◆ GOAL ◆
All the data below goes into the copy word for word, but the pictures don't.

◆ Data items ◆
-- BEGIN --
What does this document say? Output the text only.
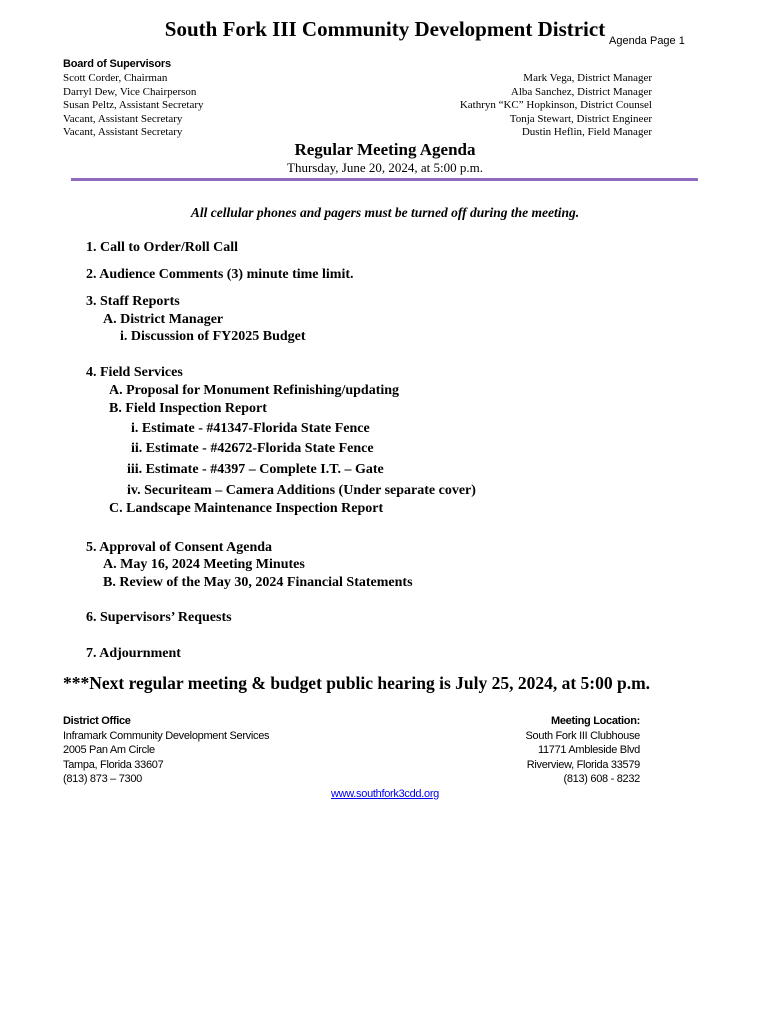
South Fork III Community Development District Agenda Page 1
Board of Supervisors
Scott Corder, Chairman
Darryl Dew, Vice Chairperson
Susan Peltz, Assistant Secretary
Vacant, Assistant Secretary
Vacant, Assistant Secretary
Mark Vega, District Manager
Alba Sanchez, District Manager
Kathryn “KC” Hopkinson, District Counsel
Tonja Stewart, District Engineer
Dustin Heflin, Field Manager
Regular Meeting Agenda
Thursday, June 20, 2024, at 5:00 p.m.
All cellular phones and pagers must be turned off during the meeting.
1. Call to Order/Roll Call
2. Audience Comments (3) minute time limit.
3. Staff Reports
A. District Manager
i. Discussion of FY2025 Budget
4. Field Services
A. Proposal for Monument Refinishing/updating
B. Field Inspection Report
i. Estimate - #41347-Florida State Fence
ii. Estimate - #42672-Florida State Fence
iii. Estimate - #4397 – Complete I.T. – Gate
iv. Securiteam – Camera Additions (Under separate cover)
C. Landscape Maintenance Inspection Report
5. Approval of Consent Agenda
A. May 16, 2024 Meeting Minutes
B. Review of the May 30, 2024 Financial Statements
6. Supervisors’ Requests
7. Adjournment
***Next regular meeting & budget public hearing is July 25, 2024, at 5:00 p.m.
District Office
Inframark Community Development Services
2005 Pan Am Circle
Tampa, Florida 33607
(813) 873 – 7300
Meeting Location:
South Fork III Clubhouse
11771 Ambleside Blvd
Riverview, Florida 33579
(813) 608 - 8232
www.southfork3cdd.org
-- END --
◆ COMPLETED EXERCISE ◆
What does this document say? Output the text only.
South Fork III Community Development District Agenda Page 1
Board of Supervisors
Scott Corder, Chairman
Darryl Dew, Vice Chairperson
Susan Peltz, Assistant Secretary
Vacant, Assistant Secretary
Vacant, Assistant Secretary
Mark Vega, District Manager
Alba Sanchez, District Manager
Kathryn “KC” Hopkinson, District Counsel
Tonja Stewart, District Engineer
Dustin Heflin, Field Manager
Regular Meeting Agenda
Thursday, June 20, 2024, at 5:00 p.m.
All cellular phones and pagers must be turned off during the meeting.
1. Call to Order/Roll Call
2. Audience Comments (3) minute time limit.
3. Staff Reports
A. District Manager
i. Discussion of FY2025 Budget
4. Field Services
A. Proposal for Monument Refinishing/updating
B. Field Inspection Report
i. Estimate - #41347-Florida State Fence
ii. Estimate - #42672-Florida State Fence
iii. Estimate - #4397 – Complete I.T. – Gate
iv. Securiteam – Camera Additions (Under separate cover)
C. Landscape Maintenance Inspection Report
5. Approval of Consent Agenda
A. May 16, 2024 Meeting Minutes
B. Review of the May 30, 2024 Financial Statements
6. Supervisors’ Requests
7. Adjournment
***Next regular meeting & budget public hearing is July 25, 2024, at 5:00 p.m.
District Office
Inframark Community Development Services
2005 Pan Am Circle
Tampa, Florida 33607
(813) 873 – 7300
Meeting Location:
South Fork III Clubhouse
11771 Ambleside Blvd
Riverview, Florida 33579
(813) 608 - 8232
www.southfork3cdd.org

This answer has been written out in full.